DATASET ENTRIES start

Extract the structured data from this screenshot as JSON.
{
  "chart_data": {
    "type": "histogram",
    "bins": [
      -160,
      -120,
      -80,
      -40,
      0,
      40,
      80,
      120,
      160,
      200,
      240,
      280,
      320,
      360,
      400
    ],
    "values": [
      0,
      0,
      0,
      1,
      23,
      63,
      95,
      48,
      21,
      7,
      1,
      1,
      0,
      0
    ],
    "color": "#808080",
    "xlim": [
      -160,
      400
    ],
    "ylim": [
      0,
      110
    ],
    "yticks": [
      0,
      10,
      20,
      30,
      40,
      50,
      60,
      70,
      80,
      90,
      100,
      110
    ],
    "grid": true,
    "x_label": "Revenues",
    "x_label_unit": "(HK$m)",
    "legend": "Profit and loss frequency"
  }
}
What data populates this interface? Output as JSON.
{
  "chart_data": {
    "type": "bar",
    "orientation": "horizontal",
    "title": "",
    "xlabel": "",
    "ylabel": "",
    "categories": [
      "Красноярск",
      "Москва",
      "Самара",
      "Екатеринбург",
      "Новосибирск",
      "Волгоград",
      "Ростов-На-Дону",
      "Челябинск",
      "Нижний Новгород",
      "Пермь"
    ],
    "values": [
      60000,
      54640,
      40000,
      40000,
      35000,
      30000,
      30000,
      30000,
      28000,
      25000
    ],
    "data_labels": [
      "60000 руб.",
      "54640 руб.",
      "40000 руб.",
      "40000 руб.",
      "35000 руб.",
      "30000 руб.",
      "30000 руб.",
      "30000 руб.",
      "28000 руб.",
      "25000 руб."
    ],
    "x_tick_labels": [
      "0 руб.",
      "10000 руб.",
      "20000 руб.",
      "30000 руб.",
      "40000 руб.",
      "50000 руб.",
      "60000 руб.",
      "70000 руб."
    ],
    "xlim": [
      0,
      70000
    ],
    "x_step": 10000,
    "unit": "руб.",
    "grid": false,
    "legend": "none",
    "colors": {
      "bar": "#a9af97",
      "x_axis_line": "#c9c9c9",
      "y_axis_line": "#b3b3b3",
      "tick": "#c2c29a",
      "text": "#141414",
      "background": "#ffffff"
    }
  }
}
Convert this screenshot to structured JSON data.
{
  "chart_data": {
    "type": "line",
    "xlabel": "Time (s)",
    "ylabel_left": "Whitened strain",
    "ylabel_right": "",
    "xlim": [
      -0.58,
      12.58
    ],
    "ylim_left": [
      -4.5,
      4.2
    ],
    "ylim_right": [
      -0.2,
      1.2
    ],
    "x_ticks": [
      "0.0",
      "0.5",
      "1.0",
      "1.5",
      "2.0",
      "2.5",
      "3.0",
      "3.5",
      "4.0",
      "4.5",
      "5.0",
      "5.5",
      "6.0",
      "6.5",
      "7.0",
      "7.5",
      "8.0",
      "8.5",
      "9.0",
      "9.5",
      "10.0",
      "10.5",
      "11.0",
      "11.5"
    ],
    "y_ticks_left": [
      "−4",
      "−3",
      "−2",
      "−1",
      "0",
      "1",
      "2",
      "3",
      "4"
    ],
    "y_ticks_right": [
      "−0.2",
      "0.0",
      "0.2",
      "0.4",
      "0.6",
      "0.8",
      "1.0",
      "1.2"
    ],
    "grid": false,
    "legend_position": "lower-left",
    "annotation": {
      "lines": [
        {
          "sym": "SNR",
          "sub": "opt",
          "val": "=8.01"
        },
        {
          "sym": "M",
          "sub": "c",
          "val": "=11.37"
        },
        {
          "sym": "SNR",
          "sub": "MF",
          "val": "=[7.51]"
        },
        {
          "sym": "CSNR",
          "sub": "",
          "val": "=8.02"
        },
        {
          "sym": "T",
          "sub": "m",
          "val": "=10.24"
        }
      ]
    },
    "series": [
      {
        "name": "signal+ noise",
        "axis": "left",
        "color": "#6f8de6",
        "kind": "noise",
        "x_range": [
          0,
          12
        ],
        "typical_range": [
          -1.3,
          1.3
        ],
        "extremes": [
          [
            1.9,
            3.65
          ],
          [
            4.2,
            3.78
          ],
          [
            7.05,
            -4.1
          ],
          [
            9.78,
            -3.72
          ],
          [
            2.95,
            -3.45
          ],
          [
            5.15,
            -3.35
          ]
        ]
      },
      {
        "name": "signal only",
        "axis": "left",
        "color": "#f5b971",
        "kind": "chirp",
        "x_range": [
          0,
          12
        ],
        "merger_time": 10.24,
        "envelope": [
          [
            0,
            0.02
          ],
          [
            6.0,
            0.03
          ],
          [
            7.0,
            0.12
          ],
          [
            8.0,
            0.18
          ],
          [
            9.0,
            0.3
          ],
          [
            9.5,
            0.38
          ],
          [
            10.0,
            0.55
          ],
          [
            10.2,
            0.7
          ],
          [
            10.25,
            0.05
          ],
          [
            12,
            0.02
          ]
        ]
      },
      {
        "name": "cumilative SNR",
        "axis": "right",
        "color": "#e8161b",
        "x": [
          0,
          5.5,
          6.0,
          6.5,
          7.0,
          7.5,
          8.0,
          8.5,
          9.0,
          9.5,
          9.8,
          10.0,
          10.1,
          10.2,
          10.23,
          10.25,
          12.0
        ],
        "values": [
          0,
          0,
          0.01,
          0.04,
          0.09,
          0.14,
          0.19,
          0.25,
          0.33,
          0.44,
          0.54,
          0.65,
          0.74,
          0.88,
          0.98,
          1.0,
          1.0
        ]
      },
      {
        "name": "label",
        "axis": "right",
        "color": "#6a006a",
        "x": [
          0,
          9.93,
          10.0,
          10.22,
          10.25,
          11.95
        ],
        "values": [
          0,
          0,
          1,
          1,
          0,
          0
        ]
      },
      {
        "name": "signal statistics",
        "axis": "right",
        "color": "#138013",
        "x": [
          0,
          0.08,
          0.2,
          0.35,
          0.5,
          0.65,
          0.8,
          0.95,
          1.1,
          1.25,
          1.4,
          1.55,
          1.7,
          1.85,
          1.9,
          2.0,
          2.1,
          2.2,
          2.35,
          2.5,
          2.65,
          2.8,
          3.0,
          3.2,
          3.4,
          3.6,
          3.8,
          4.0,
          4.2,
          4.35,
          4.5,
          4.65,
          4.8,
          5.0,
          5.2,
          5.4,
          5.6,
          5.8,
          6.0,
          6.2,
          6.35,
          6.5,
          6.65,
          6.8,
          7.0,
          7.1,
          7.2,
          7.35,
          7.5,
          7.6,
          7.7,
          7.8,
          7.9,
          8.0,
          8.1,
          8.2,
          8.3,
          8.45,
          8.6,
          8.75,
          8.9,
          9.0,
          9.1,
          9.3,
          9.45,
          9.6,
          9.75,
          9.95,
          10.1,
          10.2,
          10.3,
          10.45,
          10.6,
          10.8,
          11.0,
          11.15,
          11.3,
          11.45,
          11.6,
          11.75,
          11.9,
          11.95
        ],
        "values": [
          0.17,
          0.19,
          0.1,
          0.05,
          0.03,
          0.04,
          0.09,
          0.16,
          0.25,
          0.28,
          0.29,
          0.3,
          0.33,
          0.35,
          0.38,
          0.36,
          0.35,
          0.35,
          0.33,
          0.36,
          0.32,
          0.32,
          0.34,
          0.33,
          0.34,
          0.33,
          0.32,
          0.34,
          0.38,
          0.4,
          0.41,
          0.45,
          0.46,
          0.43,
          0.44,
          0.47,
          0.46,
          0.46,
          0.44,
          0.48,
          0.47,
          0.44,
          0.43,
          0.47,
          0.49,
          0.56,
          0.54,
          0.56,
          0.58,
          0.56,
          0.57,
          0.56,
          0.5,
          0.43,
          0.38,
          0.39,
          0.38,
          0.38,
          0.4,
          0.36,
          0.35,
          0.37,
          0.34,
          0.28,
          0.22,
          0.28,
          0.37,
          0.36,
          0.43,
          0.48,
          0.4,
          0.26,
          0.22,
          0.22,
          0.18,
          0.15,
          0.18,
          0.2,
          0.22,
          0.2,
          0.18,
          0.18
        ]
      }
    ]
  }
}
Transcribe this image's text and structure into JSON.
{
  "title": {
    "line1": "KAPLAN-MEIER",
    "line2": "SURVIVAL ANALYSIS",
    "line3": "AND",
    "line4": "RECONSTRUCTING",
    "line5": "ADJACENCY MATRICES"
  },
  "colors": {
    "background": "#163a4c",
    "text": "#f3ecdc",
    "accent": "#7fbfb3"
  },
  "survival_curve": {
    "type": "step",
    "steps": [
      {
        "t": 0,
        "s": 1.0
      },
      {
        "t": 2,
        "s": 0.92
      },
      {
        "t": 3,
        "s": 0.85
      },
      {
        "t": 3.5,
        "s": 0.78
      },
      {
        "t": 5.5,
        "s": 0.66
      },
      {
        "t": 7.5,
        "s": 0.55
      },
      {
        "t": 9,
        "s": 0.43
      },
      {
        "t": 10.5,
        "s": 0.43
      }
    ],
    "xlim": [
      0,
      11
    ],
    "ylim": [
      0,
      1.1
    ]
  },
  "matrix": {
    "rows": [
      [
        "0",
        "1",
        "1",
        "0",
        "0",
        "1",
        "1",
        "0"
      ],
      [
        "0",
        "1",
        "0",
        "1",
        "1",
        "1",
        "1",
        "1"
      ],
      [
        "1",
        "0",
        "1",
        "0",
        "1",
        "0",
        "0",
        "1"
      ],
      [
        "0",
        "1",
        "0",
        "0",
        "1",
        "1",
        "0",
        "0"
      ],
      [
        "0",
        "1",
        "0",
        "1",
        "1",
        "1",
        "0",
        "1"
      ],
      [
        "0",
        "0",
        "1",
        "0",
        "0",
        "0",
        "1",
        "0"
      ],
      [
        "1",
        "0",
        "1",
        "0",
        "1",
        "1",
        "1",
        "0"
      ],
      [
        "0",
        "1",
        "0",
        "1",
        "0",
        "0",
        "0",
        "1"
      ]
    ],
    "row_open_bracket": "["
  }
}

DATASET ENTRIES end

GOAL:
Report the number of lines that include the string "name"; return nothing but the count.

EXERCISE ANSWER:
5